## What is expected
Please decide whether each statement below agrees with the passage on antibiotic prescribing in older psychiatric patients. Answer yes or no for each, quoting the words of the passage that settle it: (a) Penicillins were the antibiotic class prescribed most often. (b) Pulmonary infections accounted for the largest share of antibiotic prescriptions. (c) The study covered a period of 99 months.
##### Reading text
In total, 195 antibiotic drugs were prescribed in the study population in 139 different patient cases, affecting 132 individual patients. Hence, the included patients with infectious diseases received 1.4 ± 0.8 courses of antibiotic treatment on average. An antibiotic treatment was prescribed in 16.3% (139/851) of all screened patient cases, involving 19.3% (132/685) of all treated patients in the study period. Penicillins were the most commonly prescribed antibiotics (35.9%; 70/195), followed by cephalosporins (24.1%; 47/195) and fosfomycin (16.9%; 33/195) (Table 2). 59.5% of antibiotic prescriptions were due to UTIs (116/195), followed by pulmonary infections (13.3%; 26/195) and skin and soft tissue infections (11.3%; 22/195) (Table 3). In the cases of UTIs, penicillins (27.6%; 32/116) fosfomycin (26.7%; 31/116) and cephalosporins (24.1%; 28/116) were most frequently used.

TABLE 2

Table 2. Absolute and relative frequencies of antibiotic classes that were prescribed in the study population.

TABLE 3

Table 3. Absolute and relative frequencies of infection sites that led to antibiotic treatment.

3.2 PIPs of antibiotics for older people according to the definition by Baclet et al.

53.3% (104/195) of all prescribed courses of antibiotic treatment were not identified as potentially inappropriate according to the classification by Baclet et al. (11). Apart from that, nearly half of all antibiotic treatments fulfilled at least one PIP criterium. 23.6% (46/195) of all antibiotic prescriptions involved one PIP criterion, 13.9% (27/195) involved two PIP criteria, and 9.2% (18/195) involved three or more PIP criteria. Overall, 177 PIPs could be validated by the expert panel. The most common PIP criterion was duration of an antibiotic course for more than seven days (15.3%; 27/177), followed by prescription of third-generation cephalosporins in cases of cystitis (11.9%; 21/177) and prescription of fluoroquinolones when third-generation cephalosporins could be used instead (10.8%; 19/177) (Table 4).

TABLE 4

Table 4. Absolute and relative frequencies of potentially inappropriate prescription (PIP) categories of newly prescribed antibiotic drugs in our study population according to the classification by Baclet et al. (11).

4 Discussion

This study evaluated antibiotic use and screened for antibiotic PIPs in a cohort of geriatric psychiatric patients over a 99-months period. 16.3% of all screened patient cases received at least one antibiotic administration during hospitalization. Some patients received multiple antibiotic prescriptions during one hospital stay, with an average of 1.4 antibiotic courses per patient.

Patients affected by antibiotic prescriptions exhibited various somatic comorbidities, particularly cardiovascular diseases. As dementia and delirium were the leading psychiatric diagnoses (according to ICD-10) and also predispose for the development of ADRs, our study population can be classified as a high-risk group (13).
##########
##### Provided information
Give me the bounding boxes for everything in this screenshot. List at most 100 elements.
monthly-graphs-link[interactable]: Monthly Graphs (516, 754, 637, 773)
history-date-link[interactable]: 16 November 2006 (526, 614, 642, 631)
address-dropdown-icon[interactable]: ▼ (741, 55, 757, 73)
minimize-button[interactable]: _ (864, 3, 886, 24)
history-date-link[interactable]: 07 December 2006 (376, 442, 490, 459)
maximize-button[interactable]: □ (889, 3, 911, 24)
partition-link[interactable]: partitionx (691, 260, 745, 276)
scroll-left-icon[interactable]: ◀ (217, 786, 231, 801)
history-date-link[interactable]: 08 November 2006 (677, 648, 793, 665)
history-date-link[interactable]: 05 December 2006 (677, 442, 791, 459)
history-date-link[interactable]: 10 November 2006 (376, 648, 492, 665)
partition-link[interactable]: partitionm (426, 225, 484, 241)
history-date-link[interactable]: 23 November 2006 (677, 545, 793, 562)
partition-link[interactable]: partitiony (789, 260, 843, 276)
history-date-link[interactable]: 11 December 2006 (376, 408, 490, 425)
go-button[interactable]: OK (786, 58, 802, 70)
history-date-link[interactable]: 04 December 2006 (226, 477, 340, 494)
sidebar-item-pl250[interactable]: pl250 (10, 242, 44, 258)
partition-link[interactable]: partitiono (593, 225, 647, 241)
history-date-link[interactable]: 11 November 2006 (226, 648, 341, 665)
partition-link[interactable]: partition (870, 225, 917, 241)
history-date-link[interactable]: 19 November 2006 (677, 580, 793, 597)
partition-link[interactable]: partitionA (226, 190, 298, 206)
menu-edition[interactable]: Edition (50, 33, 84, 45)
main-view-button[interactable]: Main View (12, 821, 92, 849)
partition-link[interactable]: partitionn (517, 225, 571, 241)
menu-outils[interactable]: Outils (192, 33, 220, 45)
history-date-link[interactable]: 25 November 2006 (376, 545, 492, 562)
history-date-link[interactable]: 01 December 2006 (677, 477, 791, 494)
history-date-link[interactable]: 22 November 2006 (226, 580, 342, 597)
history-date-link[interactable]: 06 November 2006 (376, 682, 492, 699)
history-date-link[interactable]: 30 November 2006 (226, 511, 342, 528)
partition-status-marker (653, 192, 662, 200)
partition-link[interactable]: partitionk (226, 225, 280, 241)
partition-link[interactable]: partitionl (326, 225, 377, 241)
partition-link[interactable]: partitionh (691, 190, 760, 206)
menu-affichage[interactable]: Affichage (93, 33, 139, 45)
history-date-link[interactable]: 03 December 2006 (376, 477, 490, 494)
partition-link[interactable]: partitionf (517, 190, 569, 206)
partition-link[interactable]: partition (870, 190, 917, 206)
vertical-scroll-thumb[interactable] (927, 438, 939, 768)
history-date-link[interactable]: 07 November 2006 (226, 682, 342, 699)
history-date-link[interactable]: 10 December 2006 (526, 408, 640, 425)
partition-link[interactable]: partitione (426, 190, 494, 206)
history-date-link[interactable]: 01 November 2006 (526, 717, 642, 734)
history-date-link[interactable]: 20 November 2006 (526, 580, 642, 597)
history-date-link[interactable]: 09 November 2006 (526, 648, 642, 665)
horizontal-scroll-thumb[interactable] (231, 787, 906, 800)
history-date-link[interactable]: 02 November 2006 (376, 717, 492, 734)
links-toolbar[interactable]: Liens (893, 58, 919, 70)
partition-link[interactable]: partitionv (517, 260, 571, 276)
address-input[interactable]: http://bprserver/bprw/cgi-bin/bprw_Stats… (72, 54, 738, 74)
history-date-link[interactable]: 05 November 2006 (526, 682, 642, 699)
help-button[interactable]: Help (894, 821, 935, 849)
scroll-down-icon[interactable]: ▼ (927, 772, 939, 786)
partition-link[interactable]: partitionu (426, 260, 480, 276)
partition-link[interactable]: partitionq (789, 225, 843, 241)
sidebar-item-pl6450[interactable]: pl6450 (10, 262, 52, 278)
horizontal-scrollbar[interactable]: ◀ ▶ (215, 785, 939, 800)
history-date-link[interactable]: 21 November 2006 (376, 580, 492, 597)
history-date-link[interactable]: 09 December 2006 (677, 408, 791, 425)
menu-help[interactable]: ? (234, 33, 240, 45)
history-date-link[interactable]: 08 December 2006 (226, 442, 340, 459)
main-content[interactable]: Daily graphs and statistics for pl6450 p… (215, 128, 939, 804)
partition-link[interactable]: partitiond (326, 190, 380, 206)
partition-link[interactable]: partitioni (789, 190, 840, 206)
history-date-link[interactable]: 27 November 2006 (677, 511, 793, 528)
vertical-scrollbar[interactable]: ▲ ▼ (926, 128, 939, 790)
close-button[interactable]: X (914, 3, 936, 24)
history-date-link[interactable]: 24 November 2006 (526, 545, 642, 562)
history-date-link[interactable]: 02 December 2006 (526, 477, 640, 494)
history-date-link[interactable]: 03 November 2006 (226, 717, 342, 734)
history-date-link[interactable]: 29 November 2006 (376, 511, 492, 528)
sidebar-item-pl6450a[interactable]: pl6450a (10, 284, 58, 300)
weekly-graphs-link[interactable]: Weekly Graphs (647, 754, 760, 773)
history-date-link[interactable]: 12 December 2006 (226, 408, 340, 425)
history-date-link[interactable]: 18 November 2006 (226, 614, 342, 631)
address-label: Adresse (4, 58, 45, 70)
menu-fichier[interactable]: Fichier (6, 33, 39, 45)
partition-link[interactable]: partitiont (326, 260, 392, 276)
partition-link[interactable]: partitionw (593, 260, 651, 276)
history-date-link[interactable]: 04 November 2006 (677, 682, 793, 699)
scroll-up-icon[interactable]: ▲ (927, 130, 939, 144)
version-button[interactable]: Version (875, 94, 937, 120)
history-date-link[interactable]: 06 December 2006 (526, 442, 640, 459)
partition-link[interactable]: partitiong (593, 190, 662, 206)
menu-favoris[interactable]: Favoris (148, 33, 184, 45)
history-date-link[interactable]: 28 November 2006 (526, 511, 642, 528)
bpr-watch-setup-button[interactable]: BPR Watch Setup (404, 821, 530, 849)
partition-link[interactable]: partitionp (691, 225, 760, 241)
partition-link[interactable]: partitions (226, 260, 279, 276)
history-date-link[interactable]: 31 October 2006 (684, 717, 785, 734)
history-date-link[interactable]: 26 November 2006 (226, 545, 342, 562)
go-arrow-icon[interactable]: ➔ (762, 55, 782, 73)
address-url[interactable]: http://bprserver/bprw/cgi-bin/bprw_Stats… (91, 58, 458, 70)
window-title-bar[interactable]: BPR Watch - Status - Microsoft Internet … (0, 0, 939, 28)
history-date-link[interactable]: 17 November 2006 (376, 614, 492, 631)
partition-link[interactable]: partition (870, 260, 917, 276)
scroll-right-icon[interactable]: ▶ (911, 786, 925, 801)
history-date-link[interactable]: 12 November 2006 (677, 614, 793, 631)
##########
## Exercise response
(a) Yes: "Penicillins were the most commonly prescribed antibiotics (35.9%; 70/195)"
(b) No: "59.5% of antibiotic prescriptions were due to UTIs (116/195), followed by pulmonary infections (13.3%; 26/195)"
(c) Yes: "over a 99-months period"